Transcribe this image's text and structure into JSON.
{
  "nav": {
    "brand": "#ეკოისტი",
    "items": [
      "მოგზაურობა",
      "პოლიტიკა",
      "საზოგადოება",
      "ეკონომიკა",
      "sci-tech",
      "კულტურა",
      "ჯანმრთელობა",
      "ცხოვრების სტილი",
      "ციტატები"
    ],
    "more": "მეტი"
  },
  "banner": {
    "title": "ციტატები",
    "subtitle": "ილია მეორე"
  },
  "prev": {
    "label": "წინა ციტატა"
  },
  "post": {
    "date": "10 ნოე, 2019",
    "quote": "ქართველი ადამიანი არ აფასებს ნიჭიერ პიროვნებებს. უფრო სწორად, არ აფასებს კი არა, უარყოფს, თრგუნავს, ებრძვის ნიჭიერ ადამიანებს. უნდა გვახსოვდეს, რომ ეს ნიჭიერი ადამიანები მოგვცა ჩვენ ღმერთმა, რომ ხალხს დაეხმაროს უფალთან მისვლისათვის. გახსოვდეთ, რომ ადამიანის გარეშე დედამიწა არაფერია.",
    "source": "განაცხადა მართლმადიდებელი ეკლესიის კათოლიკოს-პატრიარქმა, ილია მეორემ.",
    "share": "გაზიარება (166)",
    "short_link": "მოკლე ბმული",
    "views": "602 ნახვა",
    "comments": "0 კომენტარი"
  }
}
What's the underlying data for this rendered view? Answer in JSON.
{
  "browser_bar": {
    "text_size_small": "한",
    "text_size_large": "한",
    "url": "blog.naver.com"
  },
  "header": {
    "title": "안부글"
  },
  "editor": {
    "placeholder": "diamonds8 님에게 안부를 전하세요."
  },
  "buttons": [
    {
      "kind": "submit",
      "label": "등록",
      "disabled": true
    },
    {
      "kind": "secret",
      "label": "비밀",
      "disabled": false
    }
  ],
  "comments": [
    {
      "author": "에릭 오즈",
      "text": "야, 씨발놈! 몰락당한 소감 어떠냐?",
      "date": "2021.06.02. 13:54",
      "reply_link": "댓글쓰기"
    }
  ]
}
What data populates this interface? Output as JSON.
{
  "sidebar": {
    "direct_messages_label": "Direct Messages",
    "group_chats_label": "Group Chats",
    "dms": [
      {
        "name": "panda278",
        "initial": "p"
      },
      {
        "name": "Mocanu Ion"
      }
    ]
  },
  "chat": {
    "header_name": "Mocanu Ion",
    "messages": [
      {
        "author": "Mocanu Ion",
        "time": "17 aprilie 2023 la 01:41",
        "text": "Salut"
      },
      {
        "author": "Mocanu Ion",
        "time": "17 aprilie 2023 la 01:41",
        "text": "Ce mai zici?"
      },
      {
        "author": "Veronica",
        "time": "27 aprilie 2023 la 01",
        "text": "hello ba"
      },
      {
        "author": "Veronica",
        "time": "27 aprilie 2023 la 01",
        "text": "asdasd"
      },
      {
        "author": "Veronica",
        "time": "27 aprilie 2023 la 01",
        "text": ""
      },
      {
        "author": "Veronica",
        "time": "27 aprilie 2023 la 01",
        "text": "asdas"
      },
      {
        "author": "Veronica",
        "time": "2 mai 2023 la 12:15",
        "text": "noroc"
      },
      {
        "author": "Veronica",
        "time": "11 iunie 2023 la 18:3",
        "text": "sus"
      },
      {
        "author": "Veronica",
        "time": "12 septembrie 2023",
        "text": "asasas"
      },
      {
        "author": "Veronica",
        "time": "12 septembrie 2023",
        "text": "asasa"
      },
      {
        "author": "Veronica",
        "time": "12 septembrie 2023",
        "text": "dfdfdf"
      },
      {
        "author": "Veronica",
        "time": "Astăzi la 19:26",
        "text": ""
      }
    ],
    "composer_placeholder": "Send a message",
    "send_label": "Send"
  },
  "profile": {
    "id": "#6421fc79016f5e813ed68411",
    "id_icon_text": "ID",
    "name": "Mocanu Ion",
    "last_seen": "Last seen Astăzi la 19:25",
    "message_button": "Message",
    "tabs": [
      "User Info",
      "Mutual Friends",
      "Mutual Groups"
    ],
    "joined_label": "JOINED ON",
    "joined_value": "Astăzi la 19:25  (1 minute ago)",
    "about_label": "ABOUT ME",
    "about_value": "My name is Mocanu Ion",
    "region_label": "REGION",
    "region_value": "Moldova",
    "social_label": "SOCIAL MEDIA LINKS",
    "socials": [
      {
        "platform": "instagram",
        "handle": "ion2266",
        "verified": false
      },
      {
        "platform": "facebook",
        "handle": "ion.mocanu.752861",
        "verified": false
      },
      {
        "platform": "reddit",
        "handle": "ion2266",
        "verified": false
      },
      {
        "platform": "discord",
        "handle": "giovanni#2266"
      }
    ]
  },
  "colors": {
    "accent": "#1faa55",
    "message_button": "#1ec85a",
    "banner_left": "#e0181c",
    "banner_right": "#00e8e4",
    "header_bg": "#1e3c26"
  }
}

= Aim =
Copy all lines from the listing that contain "Astăzi".

= Answer to this exercise =
        "time": "Astăzi la 19:26",
    "last_seen": "Last seen Astăzi la 19:25",
    "joined_value": "Astăzi la 19:25  (1 minute ago)",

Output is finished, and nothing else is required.